REQUEST. Using the entries below, restate word for word only the lines from the one with "Give me a plain-text" to the final line, leaving the pictures out.

TASK DATA.

┄┄┄┄┄┄┄┄┄┄┄┄┄┄┄┄┄┄┄┄

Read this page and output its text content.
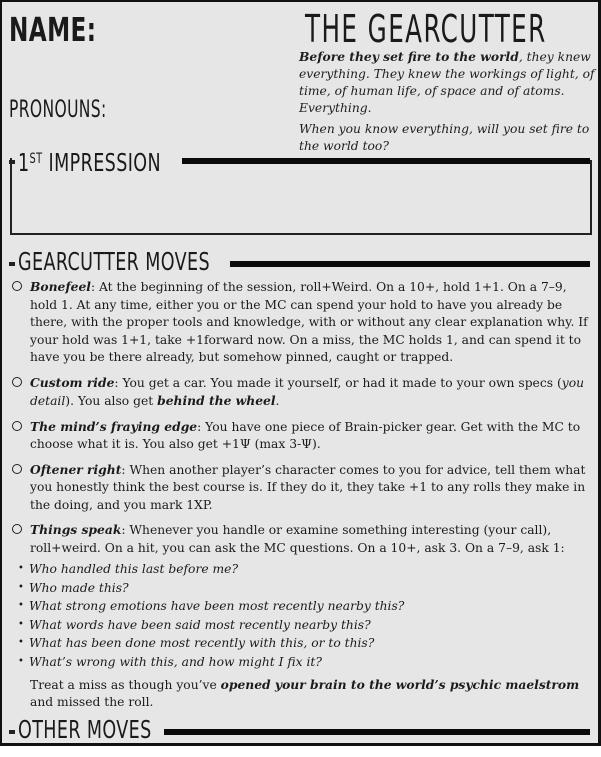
NAME:
PRONOUNS:
THE GEARCUTTER

Before they set fire to the world, they knew everything. They knew the workings of light, of time, of human life, of space and of atoms. Everything.

When you know everything, will you set fire to the world too?

1ST IMPRESSION
GEARCUTTER MOVES
Bonefeel: At the beginning of the session, roll+Weird. On a 10+, hold 1+1. On a 7–9, hold 1. At any time, either you or the MC can spend your hold to have you already be there, with the proper tools and knowledge, with or without any clear explanation why. If your hold was 1+1, take +1forward now. On a miss, the MC holds 1, and can spend it to have you be there already, but somehow pinned, caught or trapped.
Custom ride: You get a car. You made it yourself, or had it made to your own specs (you detail). You also get behind the wheel.
The mind’s fraying edge: You have one piece of Brain-picker gear. Get with the MC to choose what it is. You also get +1Ψ (max 3-Ψ).
Oftener right: When another player’s character comes to you for advice, tell them what you honestly think the best course is. If they do it, they take +1 to any rolls they make in the doing, and you mark 1XP.
Things speak: Whenever you handle or examine something interesting (your call), roll+weird. On a hit, you can ask the MC questions. On a 10+, ask 3. On a 7–9, ask 1:
• Who handled this last before me?
• Who made this?
• What strong emotions have been most recently nearby this?
• What words have been said most recently nearby this?
• What has been done most recently with this, or to this?
• What’s wrong with this, and how might I fix it?
Treat a miss as though you’ve opened your brain to the world’s psychic maelstrom and missed the roll.
OTHER MOVES
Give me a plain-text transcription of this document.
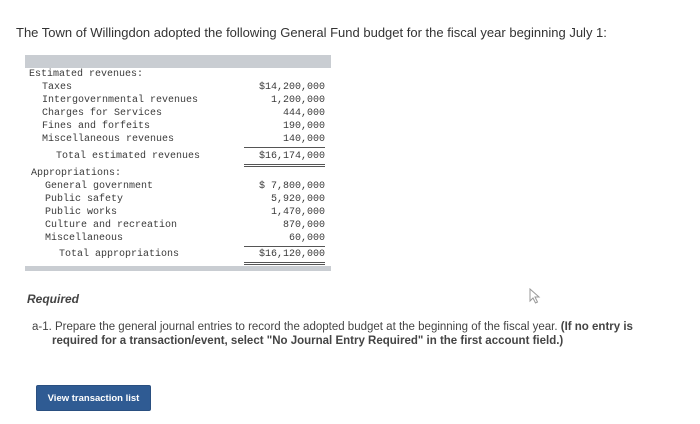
The Town of Willingdon adopted the following General Fund budget for the fiscal year beginning July 1:
Estimated revenues:
Taxes	$14,200,000
Intergovernmental revenues	1,200,000
Charges for Services	444,000
Fines and forfeits	190,000
Miscellaneous revenues	140,000
Total estimated revenues	$16,174,000
Appropriations:
General government	$ 7,800,000
Public safety	5,920,000
Public works	1,470,000
Culture and recreation	870,000
Miscellaneous	60,000
Total appropriations	$16,120,000
Required
a-1. Prepare the general journal entries to record the adopted budget at the beginning of the fiscal year. (If no entry is
required for a transaction/event, select "No Journal Entry Required" in the first account field.)
View transaction list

┄┄┄┄┄┄┄┄┄┄┄┄┄┄┄┄┄┄┄┄

TASK ANSWER.
Give me a plain-text transcription of this document.
The Town of Willingdon adopted the following General Fund budget for the fiscal year beginning July 1:
Estimated revenues:
Taxes	$14,200,000
Intergovernmental revenues	1,200,000
Charges for Services	444,000
Fines and forfeits	190,000
Miscellaneous revenues	140,000
Total estimated revenues	$16,174,000
Appropriations:
General government	$ 7,800,000
Public safety	5,920,000
Public works	1,470,000
Culture and recreation	870,000
Miscellaneous	60,000
Total appropriations	$16,120,000
Required
a-1. Prepare the general journal entries to record the adopted budget at the beginning of the fiscal year. (If no entry is
required for a transaction/event, select "No Journal Entry Required" in the first account field.)
View transaction list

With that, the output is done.